>> Begin

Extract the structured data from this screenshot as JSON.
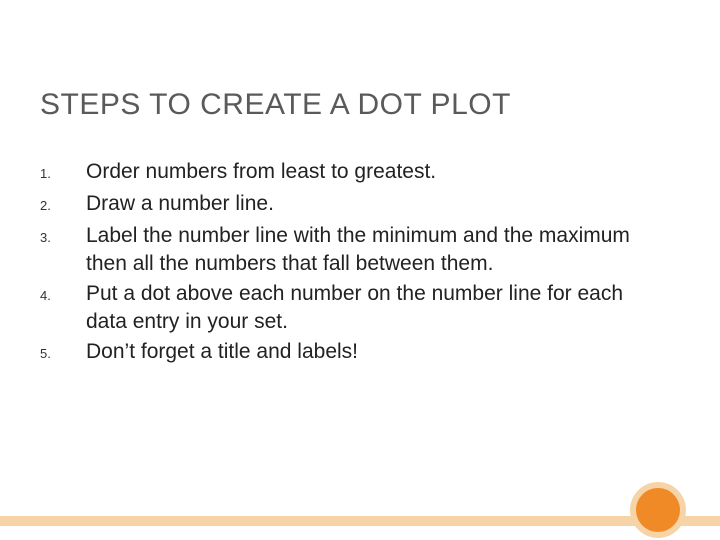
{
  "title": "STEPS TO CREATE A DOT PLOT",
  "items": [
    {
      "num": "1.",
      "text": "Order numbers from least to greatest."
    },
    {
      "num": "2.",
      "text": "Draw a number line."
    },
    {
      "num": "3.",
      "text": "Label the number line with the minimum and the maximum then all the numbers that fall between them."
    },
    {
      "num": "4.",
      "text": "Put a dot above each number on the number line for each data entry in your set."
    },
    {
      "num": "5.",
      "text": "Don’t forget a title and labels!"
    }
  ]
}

>> End
>> Begin

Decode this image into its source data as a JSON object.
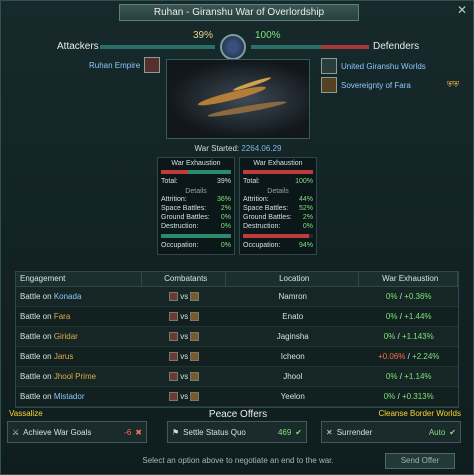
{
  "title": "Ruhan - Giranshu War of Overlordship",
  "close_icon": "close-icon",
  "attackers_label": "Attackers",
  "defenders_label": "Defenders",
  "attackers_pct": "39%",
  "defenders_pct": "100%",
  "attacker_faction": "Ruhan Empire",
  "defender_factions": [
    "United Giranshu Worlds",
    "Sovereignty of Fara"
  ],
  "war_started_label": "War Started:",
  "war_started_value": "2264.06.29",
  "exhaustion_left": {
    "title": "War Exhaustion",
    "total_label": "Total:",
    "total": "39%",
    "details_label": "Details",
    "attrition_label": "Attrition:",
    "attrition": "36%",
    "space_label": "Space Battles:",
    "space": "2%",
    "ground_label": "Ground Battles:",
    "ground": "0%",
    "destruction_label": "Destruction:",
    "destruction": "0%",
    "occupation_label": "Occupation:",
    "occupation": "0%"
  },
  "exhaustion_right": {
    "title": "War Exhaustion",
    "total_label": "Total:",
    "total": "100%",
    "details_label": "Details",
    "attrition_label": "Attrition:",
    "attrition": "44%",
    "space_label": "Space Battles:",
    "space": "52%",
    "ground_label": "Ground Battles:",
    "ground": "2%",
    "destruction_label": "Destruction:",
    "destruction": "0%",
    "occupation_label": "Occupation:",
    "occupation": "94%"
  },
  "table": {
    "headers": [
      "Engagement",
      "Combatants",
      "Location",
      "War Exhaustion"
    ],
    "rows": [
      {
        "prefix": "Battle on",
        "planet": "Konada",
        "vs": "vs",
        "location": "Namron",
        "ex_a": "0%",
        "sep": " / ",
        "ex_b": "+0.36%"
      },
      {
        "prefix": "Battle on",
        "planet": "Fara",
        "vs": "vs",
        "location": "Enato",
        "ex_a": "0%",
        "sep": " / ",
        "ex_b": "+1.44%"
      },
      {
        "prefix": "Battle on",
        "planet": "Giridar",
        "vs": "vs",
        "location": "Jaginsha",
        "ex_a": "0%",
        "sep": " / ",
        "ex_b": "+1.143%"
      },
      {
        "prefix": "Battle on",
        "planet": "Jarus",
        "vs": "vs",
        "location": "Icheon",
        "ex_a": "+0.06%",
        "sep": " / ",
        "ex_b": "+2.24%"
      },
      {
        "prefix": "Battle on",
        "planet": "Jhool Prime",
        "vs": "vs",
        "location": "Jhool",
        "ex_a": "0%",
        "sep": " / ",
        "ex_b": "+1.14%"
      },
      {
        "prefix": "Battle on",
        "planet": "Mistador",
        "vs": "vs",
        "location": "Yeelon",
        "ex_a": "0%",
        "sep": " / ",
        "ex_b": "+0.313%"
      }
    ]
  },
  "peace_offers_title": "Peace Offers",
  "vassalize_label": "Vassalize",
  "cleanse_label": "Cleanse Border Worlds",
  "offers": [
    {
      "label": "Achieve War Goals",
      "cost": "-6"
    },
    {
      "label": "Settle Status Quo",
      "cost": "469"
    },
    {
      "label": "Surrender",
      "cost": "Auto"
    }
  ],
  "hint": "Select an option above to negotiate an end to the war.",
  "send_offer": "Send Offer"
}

>> End
>> Begin

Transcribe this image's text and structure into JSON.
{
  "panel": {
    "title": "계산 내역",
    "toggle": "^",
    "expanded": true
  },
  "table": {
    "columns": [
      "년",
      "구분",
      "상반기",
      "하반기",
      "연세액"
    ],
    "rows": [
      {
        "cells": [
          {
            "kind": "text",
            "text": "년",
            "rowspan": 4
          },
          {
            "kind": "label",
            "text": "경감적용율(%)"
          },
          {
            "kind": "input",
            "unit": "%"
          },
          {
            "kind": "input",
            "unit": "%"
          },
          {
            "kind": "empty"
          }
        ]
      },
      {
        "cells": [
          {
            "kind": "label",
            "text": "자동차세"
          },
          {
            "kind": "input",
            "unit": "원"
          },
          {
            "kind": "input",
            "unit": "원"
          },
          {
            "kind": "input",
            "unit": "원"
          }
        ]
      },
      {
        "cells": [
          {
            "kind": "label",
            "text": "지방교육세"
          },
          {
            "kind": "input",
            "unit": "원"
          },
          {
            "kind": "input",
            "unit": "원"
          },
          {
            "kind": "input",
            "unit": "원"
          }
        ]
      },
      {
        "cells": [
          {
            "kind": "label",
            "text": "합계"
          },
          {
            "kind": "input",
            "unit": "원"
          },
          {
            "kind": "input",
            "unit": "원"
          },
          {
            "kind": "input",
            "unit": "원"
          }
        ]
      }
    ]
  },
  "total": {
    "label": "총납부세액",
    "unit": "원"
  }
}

>> End

What you have to do
Locate all lines holding the word "above", then copy them out.

Answer below
      "text": "Put a dot above each number on the number line for each data entry in your set."
  "hint": "Select an option above to negotiate an end to the war.",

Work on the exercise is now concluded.